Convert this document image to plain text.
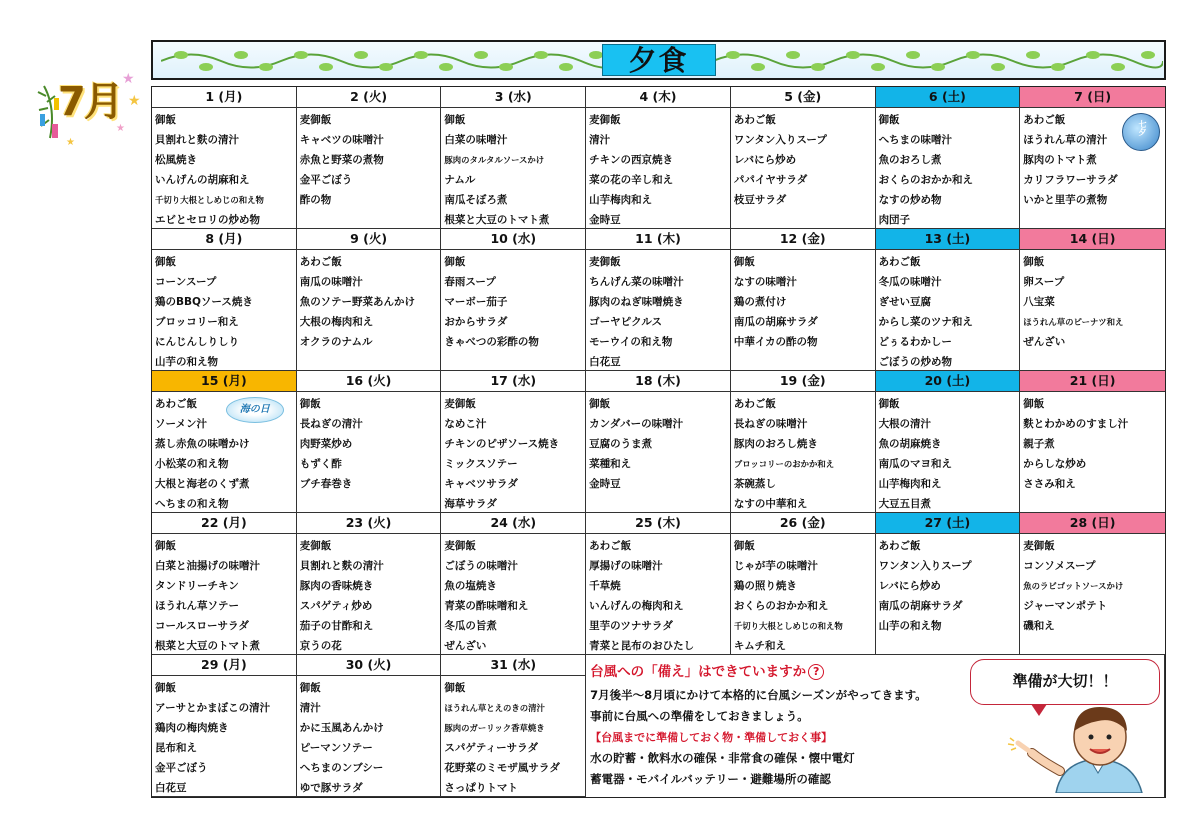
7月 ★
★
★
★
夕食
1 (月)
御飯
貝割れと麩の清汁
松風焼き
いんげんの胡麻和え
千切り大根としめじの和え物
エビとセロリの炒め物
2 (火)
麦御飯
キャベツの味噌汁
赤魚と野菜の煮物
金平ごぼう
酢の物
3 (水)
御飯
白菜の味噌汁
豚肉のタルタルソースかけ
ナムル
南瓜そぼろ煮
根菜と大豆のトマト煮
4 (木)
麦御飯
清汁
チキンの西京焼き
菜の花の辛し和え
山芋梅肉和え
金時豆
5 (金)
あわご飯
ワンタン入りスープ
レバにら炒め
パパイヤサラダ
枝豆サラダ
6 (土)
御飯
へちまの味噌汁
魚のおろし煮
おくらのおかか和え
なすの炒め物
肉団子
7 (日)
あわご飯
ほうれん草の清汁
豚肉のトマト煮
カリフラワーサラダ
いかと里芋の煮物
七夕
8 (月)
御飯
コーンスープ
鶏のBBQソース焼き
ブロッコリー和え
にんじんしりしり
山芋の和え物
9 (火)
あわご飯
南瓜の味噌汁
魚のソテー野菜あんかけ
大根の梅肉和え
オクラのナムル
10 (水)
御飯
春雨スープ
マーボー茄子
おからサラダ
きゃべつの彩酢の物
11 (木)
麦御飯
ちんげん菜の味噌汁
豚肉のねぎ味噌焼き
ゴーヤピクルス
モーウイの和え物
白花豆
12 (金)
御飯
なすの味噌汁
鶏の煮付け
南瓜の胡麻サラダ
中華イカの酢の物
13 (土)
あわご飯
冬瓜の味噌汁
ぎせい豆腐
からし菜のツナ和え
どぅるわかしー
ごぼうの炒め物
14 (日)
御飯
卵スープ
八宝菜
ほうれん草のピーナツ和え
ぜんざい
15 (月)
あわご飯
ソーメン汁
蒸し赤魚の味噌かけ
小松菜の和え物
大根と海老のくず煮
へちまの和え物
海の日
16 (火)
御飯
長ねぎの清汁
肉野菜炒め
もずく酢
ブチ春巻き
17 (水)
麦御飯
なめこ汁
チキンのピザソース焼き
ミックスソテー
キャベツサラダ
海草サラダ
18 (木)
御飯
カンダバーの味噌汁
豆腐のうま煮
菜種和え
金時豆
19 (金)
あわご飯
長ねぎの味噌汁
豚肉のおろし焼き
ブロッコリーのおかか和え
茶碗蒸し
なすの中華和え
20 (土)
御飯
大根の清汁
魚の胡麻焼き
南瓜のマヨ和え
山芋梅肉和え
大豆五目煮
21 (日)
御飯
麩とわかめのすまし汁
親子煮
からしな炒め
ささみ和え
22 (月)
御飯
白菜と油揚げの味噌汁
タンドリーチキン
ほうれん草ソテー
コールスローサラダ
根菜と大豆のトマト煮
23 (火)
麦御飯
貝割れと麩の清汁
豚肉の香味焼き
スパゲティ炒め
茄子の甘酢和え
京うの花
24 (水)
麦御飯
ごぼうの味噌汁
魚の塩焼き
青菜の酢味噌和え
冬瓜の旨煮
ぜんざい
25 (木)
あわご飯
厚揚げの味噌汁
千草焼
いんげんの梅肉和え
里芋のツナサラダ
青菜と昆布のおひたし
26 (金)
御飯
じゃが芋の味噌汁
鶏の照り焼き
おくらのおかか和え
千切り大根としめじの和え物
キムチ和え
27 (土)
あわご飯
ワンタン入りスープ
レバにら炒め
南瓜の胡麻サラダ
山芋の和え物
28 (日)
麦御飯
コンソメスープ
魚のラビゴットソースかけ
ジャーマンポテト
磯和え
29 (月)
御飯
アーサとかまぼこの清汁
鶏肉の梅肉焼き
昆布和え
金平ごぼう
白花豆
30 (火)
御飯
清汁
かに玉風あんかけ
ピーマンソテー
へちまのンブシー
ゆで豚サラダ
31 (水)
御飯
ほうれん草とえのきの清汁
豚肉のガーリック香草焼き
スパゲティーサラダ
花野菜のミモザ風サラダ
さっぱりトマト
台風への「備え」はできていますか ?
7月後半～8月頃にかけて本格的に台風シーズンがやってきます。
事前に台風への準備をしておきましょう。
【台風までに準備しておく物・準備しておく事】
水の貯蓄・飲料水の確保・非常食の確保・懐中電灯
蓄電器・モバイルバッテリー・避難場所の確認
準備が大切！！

━━━━━━━━━━━━━━━━━━━━━━━━━━━━━━

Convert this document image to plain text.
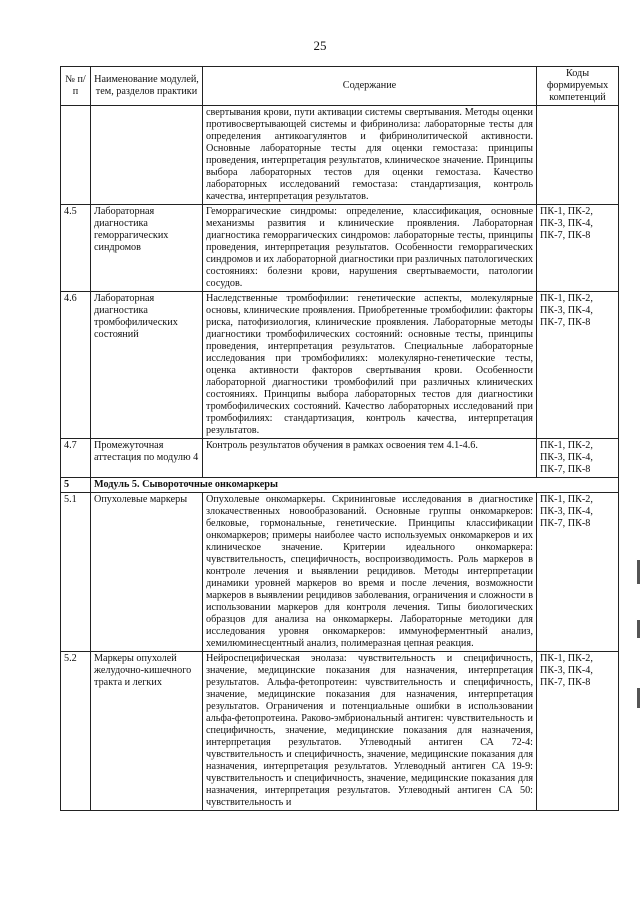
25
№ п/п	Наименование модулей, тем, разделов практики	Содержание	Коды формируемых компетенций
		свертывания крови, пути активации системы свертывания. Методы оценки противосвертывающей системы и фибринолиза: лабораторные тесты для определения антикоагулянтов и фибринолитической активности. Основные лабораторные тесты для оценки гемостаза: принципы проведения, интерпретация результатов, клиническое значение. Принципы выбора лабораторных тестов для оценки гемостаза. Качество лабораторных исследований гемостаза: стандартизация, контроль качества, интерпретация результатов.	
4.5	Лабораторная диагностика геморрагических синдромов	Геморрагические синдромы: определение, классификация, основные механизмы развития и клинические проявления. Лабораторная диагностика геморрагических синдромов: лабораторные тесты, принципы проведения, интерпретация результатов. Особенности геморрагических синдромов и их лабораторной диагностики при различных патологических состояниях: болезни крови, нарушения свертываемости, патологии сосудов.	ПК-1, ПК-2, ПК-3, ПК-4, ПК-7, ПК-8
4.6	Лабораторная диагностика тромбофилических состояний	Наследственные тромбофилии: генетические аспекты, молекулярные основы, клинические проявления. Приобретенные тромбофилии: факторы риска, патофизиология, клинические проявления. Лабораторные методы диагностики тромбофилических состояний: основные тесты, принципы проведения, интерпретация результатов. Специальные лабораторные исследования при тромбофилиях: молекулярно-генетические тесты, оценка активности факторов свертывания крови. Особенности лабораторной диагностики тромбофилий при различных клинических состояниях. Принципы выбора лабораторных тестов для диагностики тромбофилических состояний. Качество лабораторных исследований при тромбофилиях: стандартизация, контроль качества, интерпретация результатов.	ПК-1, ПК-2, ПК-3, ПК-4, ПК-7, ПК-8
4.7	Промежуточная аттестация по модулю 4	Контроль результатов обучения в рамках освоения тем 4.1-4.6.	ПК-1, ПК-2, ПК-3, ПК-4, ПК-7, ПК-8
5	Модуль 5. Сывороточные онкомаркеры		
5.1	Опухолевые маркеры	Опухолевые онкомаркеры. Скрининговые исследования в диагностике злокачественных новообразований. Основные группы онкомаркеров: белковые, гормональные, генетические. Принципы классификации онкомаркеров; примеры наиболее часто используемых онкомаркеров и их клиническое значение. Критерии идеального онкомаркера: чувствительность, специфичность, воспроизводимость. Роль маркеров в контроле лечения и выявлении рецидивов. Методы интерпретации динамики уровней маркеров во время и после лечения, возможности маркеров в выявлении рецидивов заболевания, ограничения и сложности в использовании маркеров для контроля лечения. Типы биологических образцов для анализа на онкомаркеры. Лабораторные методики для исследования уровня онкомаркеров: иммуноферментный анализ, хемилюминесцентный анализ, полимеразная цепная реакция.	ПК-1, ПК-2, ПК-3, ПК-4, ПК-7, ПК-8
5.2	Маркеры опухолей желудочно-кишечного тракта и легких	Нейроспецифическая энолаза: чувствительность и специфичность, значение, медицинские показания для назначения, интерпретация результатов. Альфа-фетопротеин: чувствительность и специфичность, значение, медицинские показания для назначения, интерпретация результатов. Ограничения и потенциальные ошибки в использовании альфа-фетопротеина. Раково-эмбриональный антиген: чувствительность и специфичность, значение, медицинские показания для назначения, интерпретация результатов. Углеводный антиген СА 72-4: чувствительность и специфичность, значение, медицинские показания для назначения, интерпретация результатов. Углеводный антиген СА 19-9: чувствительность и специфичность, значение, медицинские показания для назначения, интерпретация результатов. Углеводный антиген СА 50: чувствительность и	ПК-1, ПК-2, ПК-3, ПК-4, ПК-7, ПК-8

━━━━━━━━━━━━━━━━━━━━━━━━━━━━━━

SET PROBLEM:
Filter the entries and copy out every line with the word "лабораторных".

TASK RESPONSE:
		свертывания крови, пути активации системы свертывания. Методы оценки противосвертывающей системы и фибринолиза: лабораторные тесты для определения антикоагулянтов и фибринолитической активности. Основные лабораторные тесты для оценки гемостаза: принципы проведения, интерпретация результатов, клиническое значение. Принципы выбора лабораторных тестов для оценки гемостаза. Качество лабораторных исследований гемостаза: стандартизация, контроль качества, интерпретация результатов.	
4.6	Лабораторная диагностика тромбофилических состояний	Наследственные тромбофилии: генетические аспекты, молекулярные основы, клинические проявления. Приобретенные тромбофилии: факторы риска, патофизиология, клинические проявления. Лабораторные методы диагностики тромбофилических состояний: основные тесты, принципы проведения, интерпретация результатов. Специальные лабораторные исследования при тромбофилиях: молекулярно-генетические тесты, оценка активности факторов свертывания крови. Особенности лабораторной диагностики тромбофилий при различных клинических состояниях. Принципы выбора лабораторных тестов для диагностики тромбофилических состояний. Качество лабораторных исследований при тромбофилиях: стандартизация, контроль качества, интерпретация результатов.	ПК-1, ПК-2, ПК-3, ПК-4, ПК-7, ПК-8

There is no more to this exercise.